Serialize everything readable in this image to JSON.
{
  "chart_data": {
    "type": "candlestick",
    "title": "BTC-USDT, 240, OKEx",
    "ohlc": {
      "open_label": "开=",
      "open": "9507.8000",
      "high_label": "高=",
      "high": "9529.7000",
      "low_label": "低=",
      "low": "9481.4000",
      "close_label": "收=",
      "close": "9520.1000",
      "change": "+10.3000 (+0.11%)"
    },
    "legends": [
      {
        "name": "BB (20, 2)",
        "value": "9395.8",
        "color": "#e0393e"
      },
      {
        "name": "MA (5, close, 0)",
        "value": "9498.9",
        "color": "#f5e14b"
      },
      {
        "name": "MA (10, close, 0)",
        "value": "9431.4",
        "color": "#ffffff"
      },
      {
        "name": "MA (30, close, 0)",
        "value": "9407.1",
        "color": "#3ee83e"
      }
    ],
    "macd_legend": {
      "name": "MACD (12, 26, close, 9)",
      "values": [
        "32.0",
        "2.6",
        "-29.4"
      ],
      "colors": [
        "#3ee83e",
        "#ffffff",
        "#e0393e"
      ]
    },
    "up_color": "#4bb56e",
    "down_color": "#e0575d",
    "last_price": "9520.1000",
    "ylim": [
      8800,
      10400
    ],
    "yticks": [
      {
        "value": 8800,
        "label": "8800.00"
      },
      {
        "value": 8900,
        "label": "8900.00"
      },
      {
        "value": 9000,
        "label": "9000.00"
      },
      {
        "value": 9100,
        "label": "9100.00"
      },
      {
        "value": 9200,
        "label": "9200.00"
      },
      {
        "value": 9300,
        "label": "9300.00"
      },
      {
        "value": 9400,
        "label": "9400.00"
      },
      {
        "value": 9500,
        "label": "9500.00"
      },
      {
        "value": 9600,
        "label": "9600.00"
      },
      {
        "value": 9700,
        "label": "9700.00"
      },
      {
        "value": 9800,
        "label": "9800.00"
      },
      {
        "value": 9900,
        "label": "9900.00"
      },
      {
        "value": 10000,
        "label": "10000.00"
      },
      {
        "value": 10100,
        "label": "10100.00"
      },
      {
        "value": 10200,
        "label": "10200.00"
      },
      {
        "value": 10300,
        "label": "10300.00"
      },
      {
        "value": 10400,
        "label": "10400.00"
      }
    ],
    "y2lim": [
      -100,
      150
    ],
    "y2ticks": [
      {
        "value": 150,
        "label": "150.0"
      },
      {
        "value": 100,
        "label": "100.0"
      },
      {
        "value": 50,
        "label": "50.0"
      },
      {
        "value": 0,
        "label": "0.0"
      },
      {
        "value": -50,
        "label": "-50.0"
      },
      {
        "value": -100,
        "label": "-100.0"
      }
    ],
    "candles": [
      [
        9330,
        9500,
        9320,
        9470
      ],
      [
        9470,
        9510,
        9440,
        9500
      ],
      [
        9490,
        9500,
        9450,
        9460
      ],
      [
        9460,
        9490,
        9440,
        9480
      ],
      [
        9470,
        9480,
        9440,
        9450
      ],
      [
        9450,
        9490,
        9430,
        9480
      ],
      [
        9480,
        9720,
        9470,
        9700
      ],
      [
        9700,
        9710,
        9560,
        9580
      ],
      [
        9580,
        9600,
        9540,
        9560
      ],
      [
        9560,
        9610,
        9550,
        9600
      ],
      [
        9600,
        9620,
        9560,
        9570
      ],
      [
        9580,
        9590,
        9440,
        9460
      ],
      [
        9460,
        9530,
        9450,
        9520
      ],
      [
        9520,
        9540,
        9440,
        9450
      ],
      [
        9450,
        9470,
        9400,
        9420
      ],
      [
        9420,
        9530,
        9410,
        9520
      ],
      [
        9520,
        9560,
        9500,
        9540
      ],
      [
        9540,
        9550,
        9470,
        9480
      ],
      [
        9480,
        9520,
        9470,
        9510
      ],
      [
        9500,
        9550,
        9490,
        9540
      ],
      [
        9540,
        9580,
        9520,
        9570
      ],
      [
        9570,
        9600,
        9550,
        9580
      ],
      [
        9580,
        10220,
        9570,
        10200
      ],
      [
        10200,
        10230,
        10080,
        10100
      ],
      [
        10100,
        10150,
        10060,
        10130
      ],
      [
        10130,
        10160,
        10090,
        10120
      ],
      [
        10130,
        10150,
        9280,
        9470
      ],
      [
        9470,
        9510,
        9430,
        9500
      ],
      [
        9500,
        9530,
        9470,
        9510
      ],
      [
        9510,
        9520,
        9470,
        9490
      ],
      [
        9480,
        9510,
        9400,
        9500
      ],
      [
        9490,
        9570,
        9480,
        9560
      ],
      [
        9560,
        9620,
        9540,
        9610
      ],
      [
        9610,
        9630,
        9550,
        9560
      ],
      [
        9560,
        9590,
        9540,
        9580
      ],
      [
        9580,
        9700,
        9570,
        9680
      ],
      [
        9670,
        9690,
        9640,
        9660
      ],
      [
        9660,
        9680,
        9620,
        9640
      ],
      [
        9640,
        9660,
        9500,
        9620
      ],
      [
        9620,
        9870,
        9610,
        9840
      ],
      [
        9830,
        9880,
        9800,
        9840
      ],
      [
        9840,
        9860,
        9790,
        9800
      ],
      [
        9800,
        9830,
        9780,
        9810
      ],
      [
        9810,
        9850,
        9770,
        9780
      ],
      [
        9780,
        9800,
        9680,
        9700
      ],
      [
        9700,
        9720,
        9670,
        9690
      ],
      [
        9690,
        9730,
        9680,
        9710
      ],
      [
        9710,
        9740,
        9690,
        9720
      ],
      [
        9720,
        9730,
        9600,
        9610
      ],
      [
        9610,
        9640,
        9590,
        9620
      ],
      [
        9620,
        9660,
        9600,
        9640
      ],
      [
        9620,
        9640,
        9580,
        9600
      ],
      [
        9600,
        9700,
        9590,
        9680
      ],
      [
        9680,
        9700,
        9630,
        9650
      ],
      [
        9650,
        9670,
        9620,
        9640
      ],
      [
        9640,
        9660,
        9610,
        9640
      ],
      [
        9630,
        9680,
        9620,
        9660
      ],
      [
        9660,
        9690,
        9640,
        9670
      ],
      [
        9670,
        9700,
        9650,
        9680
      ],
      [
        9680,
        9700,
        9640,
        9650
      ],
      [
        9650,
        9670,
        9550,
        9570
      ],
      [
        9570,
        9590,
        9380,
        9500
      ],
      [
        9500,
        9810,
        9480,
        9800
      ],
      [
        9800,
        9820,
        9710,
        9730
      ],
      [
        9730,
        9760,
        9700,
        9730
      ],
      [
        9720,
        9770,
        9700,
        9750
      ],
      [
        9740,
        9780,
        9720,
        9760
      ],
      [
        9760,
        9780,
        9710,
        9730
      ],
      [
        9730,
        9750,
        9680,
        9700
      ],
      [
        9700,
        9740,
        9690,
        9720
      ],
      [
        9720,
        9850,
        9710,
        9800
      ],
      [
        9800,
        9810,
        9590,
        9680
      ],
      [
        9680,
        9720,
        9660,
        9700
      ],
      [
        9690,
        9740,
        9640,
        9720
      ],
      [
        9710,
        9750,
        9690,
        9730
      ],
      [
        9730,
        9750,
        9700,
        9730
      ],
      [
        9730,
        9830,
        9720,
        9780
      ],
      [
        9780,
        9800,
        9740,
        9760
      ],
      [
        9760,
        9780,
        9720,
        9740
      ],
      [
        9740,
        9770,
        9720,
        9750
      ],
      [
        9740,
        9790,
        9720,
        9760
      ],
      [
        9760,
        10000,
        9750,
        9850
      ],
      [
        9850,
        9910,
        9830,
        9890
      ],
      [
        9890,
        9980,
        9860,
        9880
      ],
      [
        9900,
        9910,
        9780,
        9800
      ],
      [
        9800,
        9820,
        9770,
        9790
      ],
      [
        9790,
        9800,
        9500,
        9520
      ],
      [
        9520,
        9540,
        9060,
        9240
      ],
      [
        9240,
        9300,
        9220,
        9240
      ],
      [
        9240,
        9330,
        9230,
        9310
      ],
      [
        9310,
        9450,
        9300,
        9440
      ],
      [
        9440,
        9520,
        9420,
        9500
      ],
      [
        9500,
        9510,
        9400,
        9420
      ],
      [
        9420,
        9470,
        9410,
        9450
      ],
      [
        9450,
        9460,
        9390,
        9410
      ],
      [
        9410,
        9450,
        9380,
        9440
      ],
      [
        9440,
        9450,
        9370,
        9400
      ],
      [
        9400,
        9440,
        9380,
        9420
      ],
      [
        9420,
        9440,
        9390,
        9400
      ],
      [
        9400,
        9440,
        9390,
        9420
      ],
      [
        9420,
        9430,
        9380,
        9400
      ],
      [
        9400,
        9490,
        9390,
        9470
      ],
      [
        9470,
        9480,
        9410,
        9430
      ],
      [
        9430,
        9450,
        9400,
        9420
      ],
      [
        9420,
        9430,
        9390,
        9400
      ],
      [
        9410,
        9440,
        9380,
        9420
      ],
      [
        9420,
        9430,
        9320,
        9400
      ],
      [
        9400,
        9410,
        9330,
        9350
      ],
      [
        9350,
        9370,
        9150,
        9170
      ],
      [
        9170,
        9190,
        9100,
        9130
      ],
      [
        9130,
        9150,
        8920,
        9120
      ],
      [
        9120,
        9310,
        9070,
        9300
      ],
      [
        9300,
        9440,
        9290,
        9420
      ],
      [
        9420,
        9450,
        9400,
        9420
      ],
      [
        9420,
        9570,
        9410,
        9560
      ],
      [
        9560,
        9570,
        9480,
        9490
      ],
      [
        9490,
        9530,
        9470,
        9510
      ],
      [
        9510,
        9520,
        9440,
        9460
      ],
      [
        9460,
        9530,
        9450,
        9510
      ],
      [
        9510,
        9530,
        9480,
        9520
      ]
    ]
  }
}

**Set problem**
Filter the data for the string "name" and copy every line that has it.

**Solution for this exercise**
        "name": "BB (20, 2)",
        "name": "MA (5, close, 0)",
        "name": "MA (10, close, 0)",
        "name": "MA (30, close, 0)",
      "name": "MACD (12, 26, close, 9)",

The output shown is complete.